Objectif a: Reprenez le passage de l'article allant de « L’anarchie, c’est le » jusqu'à « dans Trafalgar square. », en substituant « Hollande » à « Belgique ».

Article:
____________
Le 6 juillet au soir, il ne restait plus, à l’intérieur de la Bourse du travail, qu’un bivouac de gardiens de la paix, faisant vis-à-vis à un tableau noir, sur lequel les locataires sortans avaient concentré leur doctrine en ces mots :

L’anarchie, c’est le salut !
Vive la révolution !

Il y a ainsi chaque mois, chaque année, sur un point déterminé de l’Europe, dans les monarchies ou dans les républiques, quelque tapage, quelques coups de couteau ou de fusil, dont plusieurs ont une issue funeste. La quinzaine dernière, c’était le tour de la paisible Suisse, patrie classique de la liberté, où la petite affaire de Saint-Imier était suivie des troubles beaucoup plus graves de Berne. Il y a trois mois, c’était en Belgique que l’on échangeait force horions ; il y a un mois, c’était à Prague. L’an dernier, on pillait à Berlin les boulangeries et les boucheries et il fallait déployer des forces militaires. Précédemment, c’était en Angleterre, où les life-guards, il y a quelques années, devaient charger les « inemployés » dans Trafalgar square.
____________
Liste brute:
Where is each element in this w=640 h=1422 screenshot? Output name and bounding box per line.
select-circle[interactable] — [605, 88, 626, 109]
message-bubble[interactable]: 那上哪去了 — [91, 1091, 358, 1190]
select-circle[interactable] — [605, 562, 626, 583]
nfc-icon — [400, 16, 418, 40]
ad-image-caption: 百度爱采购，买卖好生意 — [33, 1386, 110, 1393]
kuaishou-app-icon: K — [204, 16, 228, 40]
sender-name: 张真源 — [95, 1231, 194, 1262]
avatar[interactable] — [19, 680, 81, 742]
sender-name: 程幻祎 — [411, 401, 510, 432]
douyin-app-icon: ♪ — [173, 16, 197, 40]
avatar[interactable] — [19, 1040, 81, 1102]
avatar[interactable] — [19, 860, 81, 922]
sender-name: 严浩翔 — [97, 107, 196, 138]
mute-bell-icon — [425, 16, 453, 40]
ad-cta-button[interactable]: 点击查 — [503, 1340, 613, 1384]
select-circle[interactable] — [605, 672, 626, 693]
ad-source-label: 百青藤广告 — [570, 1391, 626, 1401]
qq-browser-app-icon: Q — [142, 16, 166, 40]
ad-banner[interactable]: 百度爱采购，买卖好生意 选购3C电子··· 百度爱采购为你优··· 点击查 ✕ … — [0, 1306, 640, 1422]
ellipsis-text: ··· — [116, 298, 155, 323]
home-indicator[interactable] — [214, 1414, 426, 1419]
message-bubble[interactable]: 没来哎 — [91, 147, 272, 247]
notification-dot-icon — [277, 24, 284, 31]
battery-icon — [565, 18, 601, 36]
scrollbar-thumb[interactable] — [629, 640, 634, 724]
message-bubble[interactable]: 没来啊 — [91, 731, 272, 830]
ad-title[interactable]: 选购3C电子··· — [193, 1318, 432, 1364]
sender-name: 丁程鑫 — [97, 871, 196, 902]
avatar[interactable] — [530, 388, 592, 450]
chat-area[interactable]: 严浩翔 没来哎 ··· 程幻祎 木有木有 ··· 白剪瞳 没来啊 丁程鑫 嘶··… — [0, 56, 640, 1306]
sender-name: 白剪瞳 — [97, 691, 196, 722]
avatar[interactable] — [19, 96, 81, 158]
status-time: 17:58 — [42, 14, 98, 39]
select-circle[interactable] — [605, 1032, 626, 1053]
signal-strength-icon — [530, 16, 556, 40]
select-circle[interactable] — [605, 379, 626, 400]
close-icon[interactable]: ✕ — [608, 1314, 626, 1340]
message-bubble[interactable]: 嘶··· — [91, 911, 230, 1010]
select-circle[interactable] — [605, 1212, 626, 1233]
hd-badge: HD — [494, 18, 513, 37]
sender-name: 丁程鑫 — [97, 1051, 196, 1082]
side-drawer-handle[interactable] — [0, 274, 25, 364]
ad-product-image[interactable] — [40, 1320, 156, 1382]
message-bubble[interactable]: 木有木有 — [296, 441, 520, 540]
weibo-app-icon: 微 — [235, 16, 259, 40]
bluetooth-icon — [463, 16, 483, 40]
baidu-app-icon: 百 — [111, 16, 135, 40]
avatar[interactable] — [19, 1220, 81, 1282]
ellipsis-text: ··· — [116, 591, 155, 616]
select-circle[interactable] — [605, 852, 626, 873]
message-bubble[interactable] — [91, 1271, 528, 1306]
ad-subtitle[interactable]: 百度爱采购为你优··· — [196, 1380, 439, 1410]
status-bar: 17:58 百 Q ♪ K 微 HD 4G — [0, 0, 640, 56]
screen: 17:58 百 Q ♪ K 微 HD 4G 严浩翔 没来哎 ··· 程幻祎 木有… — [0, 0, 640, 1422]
____________
Objectif b: Citez mot pour mot la liste depuis son début jusqu'à la ligne qui contient « weibo-app-icon: 微 — [235, 16, 259, 40] », celle-ci comprise, et rien d'autre.

Sortie complète a:
L’anarchie, c’est le salut !
Vive la révolution !

Il y a ainsi chaque mois, chaque année, sur un point déterminé de l’Europe, dans les monarchies ou dans les républiques, quelque tapage, quelques coups de couteau ou de fusil, dont plusieurs ont une issue funeste. La quinzaine dernière, c’était le tour de la paisible Suisse, patrie classique de la liberté, où la petite affaire de Saint-Imier était suivie des troubles beaucoup plus graves de Berne. Il y a trois mois, c’était en Hollande que l’on échangeait force horions ; il y a un mois, c’était à Prague. L’an dernier, on pillait à Berlin les boulangeries et les boucheries et il fallait déployer des forces militaires. Précédemment, c’était en Angleterre, où les life-guards, il y a quelques années, devaient charger les « inemployés » dans Trafalgar square.

Sortie complète b:
Where is each element in this w=640 h=1422 screenshot? Output name and bounding box per line.
select-circle[interactable] — [605, 88, 626, 109]
message-bubble[interactable]: 那上哪去了 — [91, 1091, 358, 1190]
select-circle[interactable] — [605, 562, 626, 583]
nfc-icon — [400, 16, 418, 40]
ad-image-caption: 百度爱采购，买卖好生意 — [33, 1386, 110, 1393]
kuaishou-app-icon: K — [204, 16, 228, 40]
sender-name: 张真源 — [95, 1231, 194, 1262]
avatar[interactable] — [19, 680, 81, 742]
sender-name: 程幻祎 — [411, 401, 510, 432]
douyin-app-icon: ♪ — [173, 16, 197, 40]
avatar[interactable] — [19, 1040, 81, 1102]
avatar[interactable] — [19, 860, 81, 922]
sender-name: 严浩翔 — [97, 107, 196, 138]
mute-bell-icon — [425, 16, 453, 40]
ad-cta-button[interactable]: 点击查 — [503, 1340, 613, 1384]
select-circle[interactable] — [605, 672, 626, 693]
ad-source-label: 百青藤广告 — [570, 1391, 626, 1401]
qq-browser-app-icon: Q — [142, 16, 166, 40]
ad-banner[interactable]: 百度爱采购，买卖好生意 选购3C电子··· 百度爱采购为你优··· 点击查 ✕ … — [0, 1306, 640, 1422]
ellipsis-text: ··· — [116, 298, 155, 323]
home-indicator[interactable] — [214, 1414, 426, 1419]
message-bubble[interactable]: 没来哎 — [91, 147, 272, 247]
notification-dot-icon — [277, 24, 284, 31]
battery-icon — [565, 18, 601, 36]
scrollbar-thumb[interactable] — [629, 640, 634, 724]
message-bubble[interactable]: 没来啊 — [91, 731, 272, 830]
ad-title[interactable]: 选购3C电子··· — [193, 1318, 432, 1364]
sender-name: 丁程鑫 — [97, 871, 196, 902]
avatar[interactable] — [530, 388, 592, 450]
chat-area[interactable]: 严浩翔 没来哎 ··· 程幻祎 木有木有 ··· 白剪瞳 没来啊 丁程鑫 嘶··… — [0, 56, 640, 1306]
sender-name: 白剪瞳 — [97, 691, 196, 722]
avatar[interactable] — [19, 96, 81, 158]
status-time: 17:58 — [42, 14, 98, 39]
select-circle[interactable] — [605, 1032, 626, 1053]
signal-strength-icon — [530, 16, 556, 40]
select-circle[interactable] — [605, 379, 626, 400]
close-icon[interactable]: ✕ — [608, 1314, 626, 1340]
message-bubble[interactable]: 嘶··· — [91, 911, 230, 1010]
select-circle[interactable] — [605, 1212, 626, 1233]
hd-badge: HD — [494, 18, 513, 37]
sender-name: 丁程鑫 — [97, 1051, 196, 1082]
side-drawer-handle[interactable] — [0, 274, 25, 364]
ad-product-image[interactable] — [40, 1320, 156, 1382]
message-bubble[interactable]: 木有木有 — [296, 441, 520, 540]
weibo-app-icon: 微 — [235, 16, 259, 40]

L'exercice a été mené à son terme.